Task directions: All records below must be retyped exactly.

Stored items
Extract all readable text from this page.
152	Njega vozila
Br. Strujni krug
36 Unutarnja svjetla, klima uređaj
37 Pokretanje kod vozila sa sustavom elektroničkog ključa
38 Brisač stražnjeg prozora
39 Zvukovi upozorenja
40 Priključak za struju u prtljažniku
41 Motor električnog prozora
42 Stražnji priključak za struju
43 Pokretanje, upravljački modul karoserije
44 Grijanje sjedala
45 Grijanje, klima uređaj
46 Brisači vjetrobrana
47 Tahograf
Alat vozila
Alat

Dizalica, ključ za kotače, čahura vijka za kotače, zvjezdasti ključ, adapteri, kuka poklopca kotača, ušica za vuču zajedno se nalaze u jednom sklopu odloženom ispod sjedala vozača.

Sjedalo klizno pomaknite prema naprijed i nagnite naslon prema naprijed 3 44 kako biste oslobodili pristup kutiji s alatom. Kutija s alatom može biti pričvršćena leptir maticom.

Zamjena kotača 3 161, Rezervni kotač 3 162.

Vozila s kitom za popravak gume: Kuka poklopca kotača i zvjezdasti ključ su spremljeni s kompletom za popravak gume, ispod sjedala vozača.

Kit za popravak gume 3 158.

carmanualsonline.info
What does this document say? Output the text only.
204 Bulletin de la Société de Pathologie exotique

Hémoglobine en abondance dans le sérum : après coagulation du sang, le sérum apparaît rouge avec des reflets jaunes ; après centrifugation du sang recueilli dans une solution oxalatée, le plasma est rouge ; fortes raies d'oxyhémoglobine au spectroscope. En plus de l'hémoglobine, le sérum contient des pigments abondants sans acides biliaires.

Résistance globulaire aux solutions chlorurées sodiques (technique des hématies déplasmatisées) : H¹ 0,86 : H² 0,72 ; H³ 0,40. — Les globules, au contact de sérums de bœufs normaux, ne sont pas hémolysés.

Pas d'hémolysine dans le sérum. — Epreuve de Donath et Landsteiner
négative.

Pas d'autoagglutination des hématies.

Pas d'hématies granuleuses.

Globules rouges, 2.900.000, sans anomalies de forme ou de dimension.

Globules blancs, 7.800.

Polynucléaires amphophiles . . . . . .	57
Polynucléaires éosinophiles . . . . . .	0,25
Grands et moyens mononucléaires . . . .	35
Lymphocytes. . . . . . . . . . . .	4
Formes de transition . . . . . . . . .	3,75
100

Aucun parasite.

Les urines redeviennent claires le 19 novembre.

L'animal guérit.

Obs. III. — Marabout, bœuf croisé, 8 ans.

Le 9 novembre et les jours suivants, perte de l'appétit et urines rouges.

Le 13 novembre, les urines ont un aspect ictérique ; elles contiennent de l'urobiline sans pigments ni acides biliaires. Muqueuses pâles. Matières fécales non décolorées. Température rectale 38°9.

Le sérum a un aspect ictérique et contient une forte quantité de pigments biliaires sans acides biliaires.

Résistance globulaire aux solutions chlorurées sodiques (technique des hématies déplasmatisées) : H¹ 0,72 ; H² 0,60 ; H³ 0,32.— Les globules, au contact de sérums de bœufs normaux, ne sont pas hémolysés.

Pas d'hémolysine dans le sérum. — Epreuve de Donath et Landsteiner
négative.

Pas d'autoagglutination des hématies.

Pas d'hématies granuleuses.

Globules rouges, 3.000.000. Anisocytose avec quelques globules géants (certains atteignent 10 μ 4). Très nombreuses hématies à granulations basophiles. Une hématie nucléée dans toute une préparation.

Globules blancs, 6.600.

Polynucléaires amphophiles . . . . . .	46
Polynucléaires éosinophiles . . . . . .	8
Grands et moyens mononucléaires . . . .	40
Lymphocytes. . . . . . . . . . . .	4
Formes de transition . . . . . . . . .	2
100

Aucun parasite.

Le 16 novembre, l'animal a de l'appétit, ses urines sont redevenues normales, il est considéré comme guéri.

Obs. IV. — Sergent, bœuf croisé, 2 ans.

The response:
Extract all readable text from this page.
152	Njega vozila
Br. Strujni krug
36 Unutarnja svjetla, klima uređaj
37 Pokretanje kod vozila sa sustavom elektroničkog ključa
38 Brisač stražnjeg prozora
39 Zvukovi upozorenja
40 Priključak za struju u prtljažniku
41 Motor električnog prozora
42 Stražnji priključak za struju
43 Pokretanje, upravljački modul karoserije
44 Grijanje sjedala
45 Grijanje, klima uređaj
46 Brisači vjetrobrana
47 Tahograf
Alat vozila
Alat

Dizalica, ključ za kotače, čahura vijka za kotače, zvjezdasti ključ, adapteri, kuka poklopca kotača, ušica za vuču zajedno se nalaze u jednom sklopu odloženom ispod sjedala vozača.

Sjedalo klizno pomaknite prema naprijed i nagnite naslon prema naprijed 3 44 kako biste oslobodili pristup kutiji s alatom. Kutija s alatom može biti pričvršćena leptir maticom.

Zamjena kotača 3 161, Rezervni kotač 3 162.

Vozila s kitom za popravak gume: Kuka poklopca kotača i zvjezdasti ključ su spremljeni s kompletom za popravak gume, ispod sjedala vozača.

Kit za popravak gume 3 158.

carmanualsonline.info
What does this document say? Output the text only.
204 Bulletin de la Société de Pathologie exotique

Hémoglobine en abondance dans le sérum : après coagulation du sang, le sérum apparaît rouge avec des reflets jaunes ; après centrifugation du sang recueilli dans une solution oxalatée, le plasma est rouge ; fortes raies d'oxyhémoglobine au spectroscope. En plus de l'hémoglobine, le sérum contient des pigments abondants sans acides biliaires.

Résistance globulaire aux solutions chlorurées sodiques (technique des hématies déplasmatisées) : H¹ 0,86 : H² 0,72 ; H³ 0,40. — Les globules, au contact de sérums de bœufs normaux, ne sont pas hémolysés.

Pas d'hémolysine dans le sérum. — Epreuve de Donath et Landsteiner
négative.

Pas d'autoagglutination des hématies.

Pas d'hématies granuleuses.

Globules rouges, 2.900.000, sans anomalies de forme ou de dimension.

Globules blancs, 7.800.

Polynucléaires amphophiles . . . . . .	57
Polynucléaires éosinophiles . . . . . .	0,25
Grands et moyens mononucléaires . . . .	35
Lymphocytes. . . . . . . . . . . .	4
Formes de transition . . . . . . . . .	3,75
100

Aucun parasite.

Les urines redeviennent claires le 19 novembre.

L'animal guérit.

Obs. III. — Marabout, bœuf croisé, 8 ans.

Le 9 novembre et les jours suivants, perte de l'appétit et urines rouges.

Le 13 novembre, les urines ont un aspect ictérique ; elles contiennent de l'urobiline sans pigments ni acides biliaires. Muqueuses pâles. Matières fécales non décolorées. Température rectale 38°9.

Le sérum a un aspect ictérique et contient une forte quantité de pigments biliaires sans acides biliaires.

Résistance globulaire aux solutions chlorurées sodiques (technique des hématies déplasmatisées) : H¹ 0,72 ; H² 0,60 ; H³ 0,32.— Les globules, au contact de sérums de bœufs normaux, ne sont pas hémolysés.

Pas d'hémolysine dans le sérum. — Epreuve de Donath et Landsteiner
négative.

Pas d'autoagglutination des hématies.

Pas d'hématies granuleuses.

Globules rouges, 3.000.000. Anisocytose avec quelques globules géants (certains atteignent 10 μ 4). Très nombreuses hématies à granulations basophiles. Une hématie nucléée dans toute une préparation.

Globules blancs, 6.600.

Polynucléaires amphophiles . . . . . .	46
Polynucléaires éosinophiles . . . . . .	8
Grands et moyens mononucléaires . . . .	40
Lymphocytes. . . . . . . . . . . .	4
Formes de transition . . . . . . . . .	2
100

Aucun parasite.

Le 16 novembre, l'animal a de l'appétit, ses urines sont redevenues normales, il est considéré comme guéri.

Obs. IV. — Sergent, bœuf croisé, 2 ans.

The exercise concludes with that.